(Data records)
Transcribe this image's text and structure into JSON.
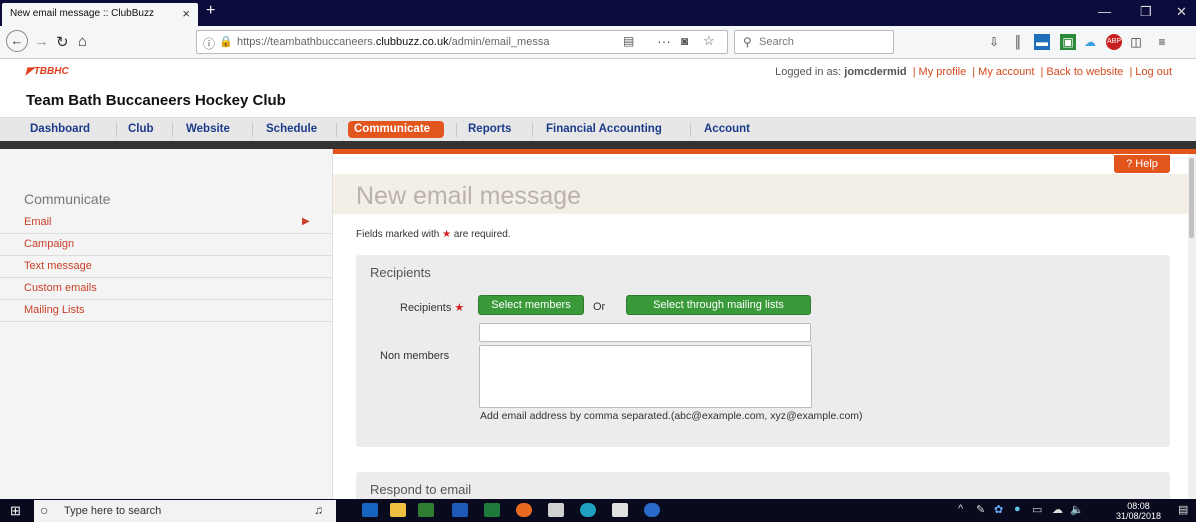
{
  "browser": {
    "tab_title": "New email message :: ClubBuzz",
    "tab_close": "×",
    "new_tab": "+",
    "url_prefix": "https://teambathbuccaneers.",
    "url_domain": "clubbuzz.co.uk",
    "url_path": "/admin/email_messa",
    "search_placeholder": "Search",
    "icons": [
      "back-icon",
      "forward-icon",
      "reload-icon",
      "home-icon",
      "info-icon",
      "lock-icon",
      "reader-icon",
      "more-icon",
      "pocket-icon",
      "bookmark-star-icon",
      "search-icon",
      "downloads-icon",
      "library-icon",
      "sidebar-icon",
      "menu-icon"
    ]
  },
  "site": {
    "logo_text": "TBBHC",
    "logged_in_label": "Logged in as:",
    "username": "jomcdermid",
    "links": [
      "My profile",
      "My account",
      "Back to website",
      "Log out"
    ],
    "club_name": "Team Bath Buccaneers Hockey Club"
  },
  "nav": {
    "items": [
      "Dashboard",
      "Club",
      "Website",
      "Schedule",
      "Communicate",
      "Reports",
      "Financial Accounting",
      "Account"
    ],
    "active": "Communicate"
  },
  "sidebar": {
    "title": "Communicate",
    "items": [
      "Email",
      "Campaign",
      "Text message",
      "Custom emails",
      "Mailing Lists"
    ],
    "active_marker": "▶"
  },
  "main": {
    "help_label": "? Help",
    "page_title": "New email message",
    "required_note_pre": "Fields marked with",
    "required_star": "★",
    "required_note_post": "are required.",
    "recipients_panel": {
      "heading": "Recipients",
      "recipients_label": "Recipients",
      "select_members": "Select members",
      "or": "Or",
      "select_lists": "Select through mailing lists",
      "non_members_label": "Non members",
      "non_members_input_value": "",
      "non_members_textarea_value": "",
      "hint": "Add email address by comma separated.(abc@example.com, xyz@example.com)"
    },
    "respond_panel": {
      "heading": "Respond to email"
    }
  },
  "taskbar": {
    "search_placeholder": "Type here to search",
    "clock_time": "08:08",
    "clock_date": "31/08/2018"
  },
  "colors": {
    "accent_orange": "#e2561e",
    "nav_blue": "#1b3a8a",
    "link_red": "#c8412a",
    "button_green": "#3a9a3a"
  }
}
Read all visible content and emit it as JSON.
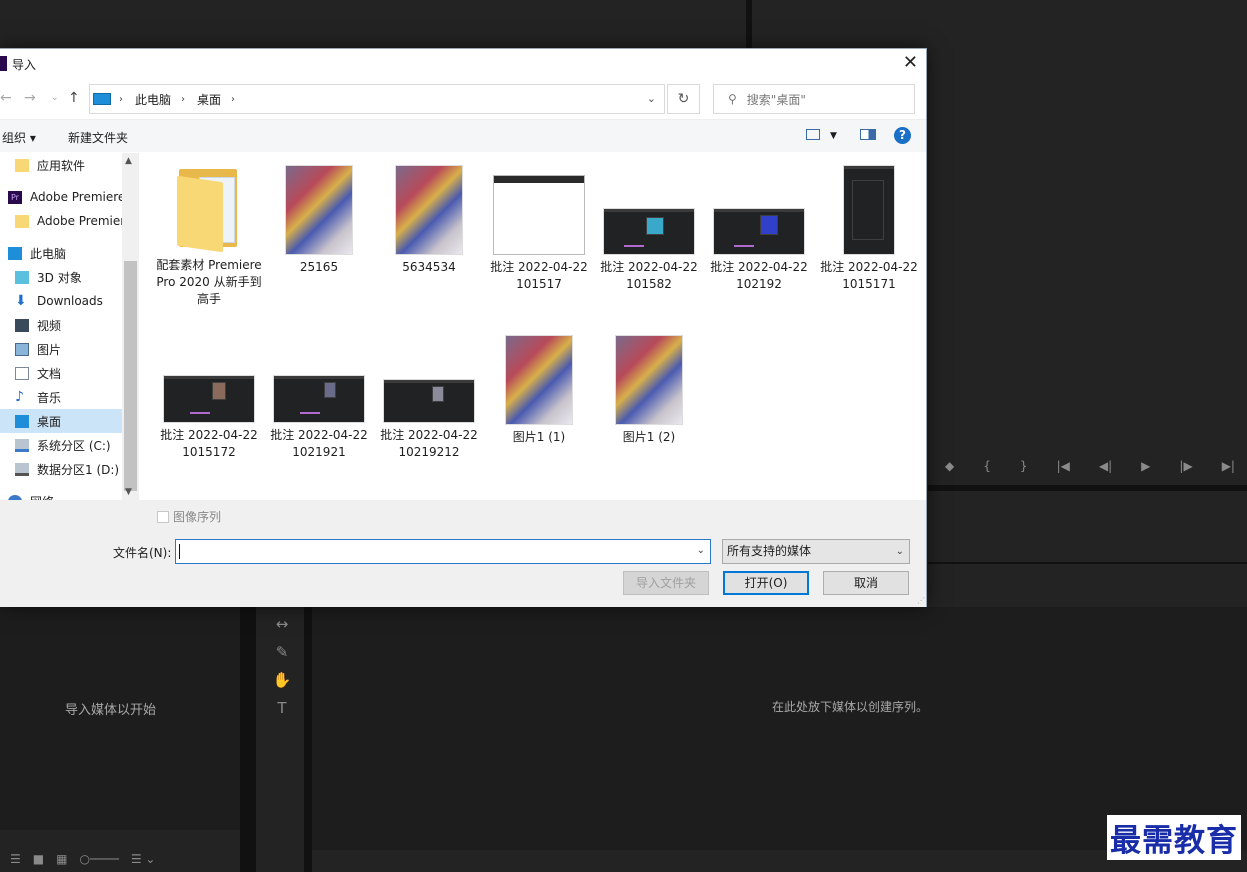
{
  "background": {
    "import_hint": "导入媒体以开始",
    "drop_hint": "在此处放下媒体以创建序列。"
  },
  "watermark": "最需教育",
  "dialog": {
    "title": "导入",
    "address": {
      "crumbs": [
        "此电脑",
        "桌面"
      ]
    },
    "search_placeholder": "搜索\"桌面\"",
    "toolbar": {
      "organize": "组织 ▾",
      "new_folder": "新建文件夹"
    },
    "nav": [
      {
        "label": "应用软件",
        "icon": "folder-icon"
      },
      {
        "label": "Adobe Premiere",
        "icon": "premiere-icon"
      },
      {
        "label": "Adobe Premier",
        "icon": "folder-icon"
      },
      {
        "label": "此电脑",
        "icon": "computer-icon"
      },
      {
        "label": "3D 对象",
        "icon": "cube-icon"
      },
      {
        "label": "Downloads",
        "icon": "download-icon"
      },
      {
        "label": "视频",
        "icon": "video-icon"
      },
      {
        "label": "图片",
        "icon": "picture-icon"
      },
      {
        "label": "文档",
        "icon": "document-icon"
      },
      {
        "label": "音乐",
        "icon": "music-icon"
      },
      {
        "label": "桌面",
        "icon": "desktop-icon",
        "selected": true
      },
      {
        "label": "系统分区 (C:)",
        "icon": "drive-icon"
      },
      {
        "label": "数据分区1 (D:)",
        "icon": "drive-icon"
      },
      {
        "label": "网络",
        "icon": "network-icon"
      }
    ],
    "files": [
      {
        "label": "配套素材 Premiere Pro 2020 从新手到高手",
        "type": "folder"
      },
      {
        "label": "25165",
        "type": "photo"
      },
      {
        "label": "5634534",
        "type": "photo"
      },
      {
        "label": "批注 2022-04-22 101517",
        "type": "white"
      },
      {
        "label": "批注 2022-04-22 101582",
        "type": "dark"
      },
      {
        "label": "批注 2022-04-22 102192",
        "type": "dark"
      },
      {
        "label": "批注 2022-04-22 1015171",
        "type": "tall"
      },
      {
        "label": "批注 2022-04-22 1015172",
        "type": "dark"
      },
      {
        "label": "批注 2022-04-22 1021921",
        "type": "dark"
      },
      {
        "label": "批注 2022-04-22 10219212",
        "type": "dark"
      },
      {
        "label": "图片1 (1)",
        "type": "photo"
      },
      {
        "label": "图片1 (2)",
        "type": "photo"
      }
    ],
    "image_sequence": "图像序列",
    "filename_label": "文件名(N):",
    "filename_value": "",
    "filetype": "所有支持的媒体",
    "buttons": {
      "import_folder": "导入文件夹",
      "open": "打开(O)",
      "cancel": "取消"
    }
  }
}
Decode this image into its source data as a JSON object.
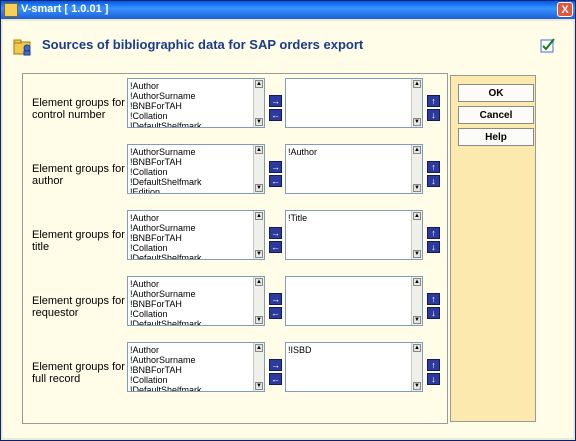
{
  "window": {
    "title": "V-smart [ 1.0.01 ]",
    "close_glyph": "X"
  },
  "page": {
    "title": "Sources of bibliographic data for SAP orders export"
  },
  "buttons": {
    "ok": "OK",
    "cancel": "Cancel",
    "help": "Help"
  },
  "icons": {
    "arrow_right": "→",
    "arrow_left": "←",
    "arrow_up": "↑",
    "arrow_down": "↓",
    "scroll_up": "▲",
    "scroll_down": "▼"
  },
  "rows": [
    {
      "label_line1": "Element groups for",
      "label_line2": "control number",
      "available": [
        "!Author",
        "!AuthorSurname",
        "!BNBForTAH",
        "!Collation",
        "!DefaultShelfmark"
      ],
      "selected": []
    },
    {
      "label_line1": "Element groups for",
      "label_line2": "author",
      "available": [
        "!AuthorSurname",
        "!BNBForTAH",
        "!Collation",
        "!DefaultShelfmark",
        "!Edition"
      ],
      "selected": [
        "!Author"
      ]
    },
    {
      "label_line1": "Element groups for",
      "label_line2": "title",
      "available": [
        "!Author",
        "!AuthorSurname",
        "!BNBForTAH",
        "!Collation",
        "!DefaultShelfmark"
      ],
      "selected": [
        "!Title"
      ]
    },
    {
      "label_line1": "Element groups for",
      "label_line2": "requestor",
      "available": [
        "!Author",
        "!AuthorSurname",
        "!BNBForTAH",
        "!Collation",
        "!DefaultShelfmark"
      ],
      "selected": []
    },
    {
      "label_line1": "Element groups for",
      "label_line2": "full record",
      "available": [
        "!Author",
        "!AuthorSurname",
        "!BNBForTAH",
        "!Collation",
        "!DefaultShelfmark"
      ],
      "selected": [
        "!ISBD"
      ]
    }
  ]
}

— YOUR OBJECTIVE —
Repeat verbatim all the material, but not the pictures.

— RESPONSE BELOW —
Transcribe this image's text and structure into JSON.
{
  "browser": {
    "tab_title": "New email message :: ClubBuzz",
    "tab_close": "×",
    "new_tab": "+",
    "url_prefix": "https://teambathbuccaneers.",
    "url_domain": "clubbuzz.co.uk",
    "url_path": "/admin/email_messa",
    "search_placeholder": "Search",
    "icons": [
      "back-icon",
      "forward-icon",
      "reload-icon",
      "home-icon",
      "info-icon",
      "lock-icon",
      "reader-icon",
      "more-icon",
      "pocket-icon",
      "bookmark-star-icon",
      "search-icon",
      "downloads-icon",
      "library-icon",
      "sidebar-icon",
      "menu-icon"
    ]
  },
  "site": {
    "logo_text": "TBBHC",
    "logged_in_label": "Logged in as:",
    "username": "jomcdermid",
    "links": [
      "My profile",
      "My account",
      "Back to website",
      "Log out"
    ],
    "club_name": "Team Bath Buccaneers Hockey Club"
  },
  "nav": {
    "items": [
      "Dashboard",
      "Club",
      "Website",
      "Schedule",
      "Communicate",
      "Reports",
      "Financial Accounting",
      "Account"
    ],
    "active": "Communicate"
  },
  "sidebar": {
    "title": "Communicate",
    "items": [
      "Email",
      "Campaign",
      "Text message",
      "Custom emails",
      "Mailing Lists"
    ],
    "active_marker": "▶"
  },
  "main": {
    "help_label": "? Help",
    "page_title": "New email message",
    "required_note_pre": "Fields marked with",
    "required_star": "★",
    "required_note_post": "are required.",
    "recipients_panel": {
      "heading": "Recipients",
      "recipients_label": "Recipients",
      "select_members": "Select members",
      "or": "Or",
      "select_lists": "Select through mailing lists",
      "non_members_label": "Non members",
      "non_members_input_value": "",
      "non_members_textarea_value": "",
      "hint": "Add email address by comma separated.(abc@example.com, xyz@example.com)"
    },
    "respond_panel": {
      "heading": "Respond to email"
    }
  },
  "taskbar": {
    "search_placeholder": "Type here to search",
    "clock_time": "08:08",
    "clock_date": "31/08/2018"
  },
  "colors": {
    "accent_orange": "#e2561e",
    "nav_blue": "#1b3a8a",
    "link_red": "#c8412a",
    "button_green": "#3a9a3a"
  }
}
Read all visible content and emit it as JSON.
{
  "background": {
    "import_hint": "导入媒体以开始",
    "drop_hint": "在此处放下媒体以创建序列。"
  },
  "watermark": "最需教育",
  "dialog": {
    "title": "导入",
    "address": {
      "crumbs": [
        "此电脑",
        "桌面"
      ]
    },
    "search_placeholder": "搜索\"桌面\"",
    "toolbar": {
      "organize": "组织 ▾",
      "new_folder": "新建文件夹"
    },
    "nav": [
      {
        "label": "应用软件",
        "icon": "folder-icon"
      },
      {
        "label": "Adobe Premiere",
        "icon": "premiere-icon"
      },
      {
        "label": "Adobe Premier",
        "icon": "folder-icon"
      },
      {
        "label": "此电脑",
        "icon": "computer-icon"
      },
      {
        "label": "3D 对象",
        "icon": "cube-icon"
      },
      {
        "label": "Downloads",
        "icon": "download-icon"
      },
      {
        "label": "视频",
        "icon": "video-icon"
      },
      {
        "label": "图片",
        "icon": "picture-icon"
      },
      {
        "label": "文档",
        "icon": "document-icon"
      },
      {
        "label": "音乐",
        "icon": "music-icon"
      },
      {
        "label": "桌面",
        "icon": "desktop-icon",
        "selected": true
      },
      {
        "label": "系统分区 (C:)",
        "icon": "drive-icon"
      },
      {
        "label": "数据分区1 (D:)",
        "icon": "drive-icon"
      },
      {
        "label": "网络",
        "icon": "network-icon"
      }
    ],
    "files": [
      {
        "label": "配套素材 Premiere Pro 2020 从新手到高手",
        "type": "folder"
      },
      {
        "label": "25165",
        "type": "photo"
      },
      {
        "label": "5634534",
        "type": "photo"
      },
      {
        "label": "批注 2022-04-22 101517",
        "type": "white"
      },
      {
        "label": "批注 2022-04-22 101582",
        "type": "dark"
      },
      {
        "label": "批注 2022-04-22 102192",
        "type": "dark"
      },
      {
        "label": "批注 2022-04-22 1015171",
        "type": "tall"
      },
      {
        "label": "批注 2022-04-22 1015172",
        "type": "dark"
      },
      {
        "label": "批注 2022-04-22 1021921",
        "type": "dark"
      },
      {
        "label": "批注 2022-04-22 10219212",
        "type": "dark"
      },
      {
        "label": "图片1 (1)",
        "type": "photo"
      },
      {
        "label": "图片1 (2)",
        "type": "photo"
      }
    ],
    "image_sequence": "图像序列",
    "filename_label": "文件名(N):",
    "filename_value": "",
    "filetype": "所有支持的媒体",
    "buttons": {
      "import_folder": "导入文件夹",
      "open": "打开(O)",
      "cancel": "取消"
    }
  }
}
Decode this image into its source data as a JSON object.
{
  "window": {
    "title": "V-smart [ 1.0.01 ]",
    "close_glyph": "X"
  },
  "page": {
    "title": "Sources of bibliographic data for SAP orders export"
  },
  "buttons": {
    "ok": "OK",
    "cancel": "Cancel",
    "help": "Help"
  },
  "icons": {
    "arrow_right": "→",
    "arrow_left": "←",
    "arrow_up": "↑",
    "arrow_down": "↓",
    "scroll_up": "▲",
    "scroll_down": "▼"
  },
  "rows": [
    {
      "label_line1": "Element groups for",
      "label_line2": "control number",
      "available": [
        "!Author",
        "!AuthorSurname",
        "!BNBForTAH",
        "!Collation",
        "!DefaultShelfmark"
      ],
      "selected": []
    },
    {
      "label_line1": "Element groups for",
      "label_line2": "author",
      "available": [
        "!AuthorSurname",
        "!BNBForTAH",
        "!Collation",
        "!DefaultShelfmark",
        "!Edition"
      ],
      "selected": [
        "!Author"
      ]
    },
    {
      "label_line1": "Element groups for",
      "label_line2": "title",
      "available": [
        "!Author",
        "!AuthorSurname",
        "!BNBForTAH",
        "!Collation",
        "!DefaultShelfmark"
      ],
      "selected": [
        "!Title"
      ]
    },
    {
      "label_line1": "Element groups for",
      "label_line2": "requestor",
      "available": [
        "!Author",
        "!AuthorSurname",
        "!BNBForTAH",
        "!Collation",
        "!DefaultShelfmark"
      ],
      "selected": []
    },
    {
      "label_line1": "Element groups for",
      "label_line2": "full record",
      "available": [
        "!Author",
        "!AuthorSurname",
        "!BNBForTAH",
        "!Collation",
        "!DefaultShelfmark"
      ],
      "selected": [
        "!ISBD"
      ]
    }
  ]
}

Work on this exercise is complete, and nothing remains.